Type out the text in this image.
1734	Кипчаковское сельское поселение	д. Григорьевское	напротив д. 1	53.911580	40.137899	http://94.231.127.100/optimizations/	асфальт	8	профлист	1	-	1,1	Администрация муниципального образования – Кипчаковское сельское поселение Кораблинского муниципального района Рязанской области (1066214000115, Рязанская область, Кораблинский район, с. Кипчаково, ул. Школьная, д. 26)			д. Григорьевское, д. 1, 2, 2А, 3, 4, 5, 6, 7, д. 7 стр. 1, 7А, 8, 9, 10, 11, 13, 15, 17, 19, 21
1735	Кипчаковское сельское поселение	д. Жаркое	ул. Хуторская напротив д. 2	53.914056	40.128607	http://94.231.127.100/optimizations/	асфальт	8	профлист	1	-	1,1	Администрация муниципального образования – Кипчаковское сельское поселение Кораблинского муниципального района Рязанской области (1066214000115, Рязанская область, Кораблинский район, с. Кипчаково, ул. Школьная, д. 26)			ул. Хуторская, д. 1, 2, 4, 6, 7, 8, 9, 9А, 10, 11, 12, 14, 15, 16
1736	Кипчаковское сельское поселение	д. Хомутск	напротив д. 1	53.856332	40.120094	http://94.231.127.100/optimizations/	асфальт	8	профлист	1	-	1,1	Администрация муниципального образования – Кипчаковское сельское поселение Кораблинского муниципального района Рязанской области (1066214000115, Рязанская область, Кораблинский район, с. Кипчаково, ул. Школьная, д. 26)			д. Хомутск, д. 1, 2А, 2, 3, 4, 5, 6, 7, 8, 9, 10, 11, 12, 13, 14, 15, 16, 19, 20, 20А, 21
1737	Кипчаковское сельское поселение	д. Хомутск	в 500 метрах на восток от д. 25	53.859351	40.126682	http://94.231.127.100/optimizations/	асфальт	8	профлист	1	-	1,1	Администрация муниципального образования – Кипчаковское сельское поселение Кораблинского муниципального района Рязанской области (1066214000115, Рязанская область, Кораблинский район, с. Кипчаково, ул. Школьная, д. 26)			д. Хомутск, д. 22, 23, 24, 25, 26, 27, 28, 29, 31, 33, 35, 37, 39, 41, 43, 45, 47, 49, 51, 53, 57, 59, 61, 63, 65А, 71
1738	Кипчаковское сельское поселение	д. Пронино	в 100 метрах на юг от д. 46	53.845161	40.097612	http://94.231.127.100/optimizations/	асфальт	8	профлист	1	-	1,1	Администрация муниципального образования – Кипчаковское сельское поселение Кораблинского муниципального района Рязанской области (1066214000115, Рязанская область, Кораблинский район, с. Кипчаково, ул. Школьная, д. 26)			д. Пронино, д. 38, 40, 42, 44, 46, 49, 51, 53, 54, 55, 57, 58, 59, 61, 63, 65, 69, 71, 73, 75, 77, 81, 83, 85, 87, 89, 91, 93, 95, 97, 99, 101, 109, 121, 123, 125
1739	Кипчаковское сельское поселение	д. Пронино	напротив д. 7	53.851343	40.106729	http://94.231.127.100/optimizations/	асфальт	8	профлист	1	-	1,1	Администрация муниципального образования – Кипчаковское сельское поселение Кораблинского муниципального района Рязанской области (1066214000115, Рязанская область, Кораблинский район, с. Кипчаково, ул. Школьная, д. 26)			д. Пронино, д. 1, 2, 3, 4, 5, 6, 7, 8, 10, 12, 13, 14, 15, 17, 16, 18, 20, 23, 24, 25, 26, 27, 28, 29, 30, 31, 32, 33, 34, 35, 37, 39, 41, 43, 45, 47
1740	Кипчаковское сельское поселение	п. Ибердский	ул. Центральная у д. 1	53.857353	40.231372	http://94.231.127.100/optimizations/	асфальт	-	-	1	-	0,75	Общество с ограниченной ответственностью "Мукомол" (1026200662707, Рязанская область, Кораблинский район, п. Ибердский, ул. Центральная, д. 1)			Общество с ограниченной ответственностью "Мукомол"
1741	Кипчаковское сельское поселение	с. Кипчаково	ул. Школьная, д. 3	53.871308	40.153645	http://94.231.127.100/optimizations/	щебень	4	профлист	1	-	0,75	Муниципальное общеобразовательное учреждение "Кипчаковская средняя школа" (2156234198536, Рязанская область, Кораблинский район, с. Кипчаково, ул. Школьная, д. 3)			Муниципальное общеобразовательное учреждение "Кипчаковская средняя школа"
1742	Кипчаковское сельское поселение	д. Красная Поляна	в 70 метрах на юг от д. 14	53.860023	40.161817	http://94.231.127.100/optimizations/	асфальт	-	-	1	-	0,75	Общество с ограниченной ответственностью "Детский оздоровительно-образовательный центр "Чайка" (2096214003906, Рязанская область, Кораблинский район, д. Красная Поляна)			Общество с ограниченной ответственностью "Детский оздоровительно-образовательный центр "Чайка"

+-------+

- [Problem statement]: Each line must be given again exactly as written above.

- [Complete answer]:
Type out the text in this image.
1734	Кипчаковское сельское поселение	д. Григорьевское	напротив д. 1	53.911580	40.137899	http://94.231.127.100/optimizations/	асфальт	8	профлист	1	-	1,1	Администрация муниципального образования – Кипчаковское сельское поселение Кораблинского муниципального района Рязанской области (1066214000115, Рязанская область, Кораблинский район, с. Кипчаково, ул. Школьная, д. 26)			д. Григорьевское, д. 1, 2, 2А, 3, 4, 5, 6, 7, д. 7 стр. 1, 7А, 8, 9, 10, 11, 13, 15, 17, 19, 21
1735	Кипчаковское сельское поселение	д. Жаркое	ул. Хуторская напротив д. 2	53.914056	40.128607	http://94.231.127.100/optimizations/	асфальт	8	профлист	1	-	1,1	Администрация муниципального образования – Кипчаковское сельское поселение Кораблинского муниципального района Рязанской области (1066214000115, Рязанская область, Кораблинский район, с. Кипчаково, ул. Школьная, д. 26)			ул. Хуторская, д. 1, 2, 4, 6, 7, 8, 9, 9А, 10, 11, 12, 14, 15, 16
1736	Кипчаковское сельское поселение	д. Хомутск	напротив д. 1	53.856332	40.120094	http://94.231.127.100/optimizations/	асфальт	8	профлист	1	-	1,1	Администрация муниципального образования – Кипчаковское сельское поселение Кораблинского муниципального района Рязанской области (1066214000115, Рязанская область, Кораблинский район, с. Кипчаково, ул. Школьная, д. 26)			д. Хомутск, д. 1, 2А, 2, 3, 4, 5, 6, 7, 8, 9, 10, 11, 12, 13, 14, 15, 16, 19, 20, 20А, 21
1737	Кипчаковское сельское поселение	д. Хомутск	в 500 метрах на восток от д. 25	53.859351	40.126682	http://94.231.127.100/optimizations/	асфальт	8	профлист	1	-	1,1	Администрация муниципального образования – Кипчаковское сельское поселение Кораблинского муниципального района Рязанской области (1066214000115, Рязанская область, Кораблинский район, с. Кипчаково, ул. Школьная, д. 26)			д. Хомутск, д. 22, 23, 24, 25, 26, 27, 28, 29, 31, 33, 35, 37, 39, 41, 43, 45, 47, 49, 51, 53, 57, 59, 61, 63, 65А, 71
1738	Кипчаковское сельское поселение	д. Пронино	в 100 метрах на юг от д. 46	53.845161	40.097612	http://94.231.127.100/optimizations/	асфальт	8	профлист	1	-	1,1	Администрация муниципального образования – Кипчаковское сельское поселение Кораблинского муниципального района Рязанской области (1066214000115, Рязанская область, Кораблинский район, с. Кипчаково, ул. Школьная, д. 26)			д. Пронино, д. 38, 40, 42, 44, 46, 49, 51, 53, 54, 55, 57, 58, 59, 61, 63, 65, 69, 71, 73, 75, 77, 81, 83, 85, 87, 89, 91, 93, 95, 97, 99, 101, 109, 121, 123, 125
1739	Кипчаковское сельское поселение	д. Пронино	напротив д. 7	53.851343	40.106729	http://94.231.127.100/optimizations/	асфальт	8	профлист	1	-	1,1	Администрация муниципального образования – Кипчаковское сельское поселение Кораблинского муниципального района Рязанской области (1066214000115, Рязанская область, Кораблинский район, с. Кипчаково, ул. Школьная, д. 26)			д. Пронино, д. 1, 2, 3, 4, 5, 6, 7, 8, 10, 12, 13, 14, 15, 17, 16, 18, 20, 23, 24, 25, 26, 27, 28, 29, 30, 31, 32, 33, 34, 35, 37, 39, 41, 43, 45, 47
1740	Кипчаковское сельское поселение	п. Ибердский	ул. Центральная у д. 1	53.857353	40.231372	http://94.231.127.100/optimizations/	асфальт	-	-	1	-	0,75	Общество с ограниченной ответственностью "Мукомол" (1026200662707, Рязанская область, Кораблинский район, п. Ибердский, ул. Центральная, д. 1)			Общество с ограниченной ответственностью "Мукомол"
1741	Кипчаковское сельское поселение	с. Кипчаково	ул. Школьная, д. 3	53.871308	40.153645	http://94.231.127.100/optimizations/	щебень	4	профлист	1	-	0,75	Муниципальное общеобразовательное учреждение "Кипчаковская средняя школа" (2156234198536, Рязанская область, Кораблинский район, с. Кипчаково, ул. Школьная, д. 3)			Муниципальное общеобразовательное учреждение "Кипчаковская средняя школа"
1742	Кипчаковское сельское поселение	д. Красная Поляна	в 70 метрах на юг от д. 14	53.860023	40.161817	http://94.231.127.100/optimizations/	асфальт	-	-	1	-	0,75	Общество с ограниченной ответственностью "Детский оздоровительно-образовательный центр "Чайка" (2096214003906, Рязанская область, Кораблинский район, д. Красная Поляна)			Общество с ограниченной ответственностью "Детский оздоровительно-образовательный центр "Чайка"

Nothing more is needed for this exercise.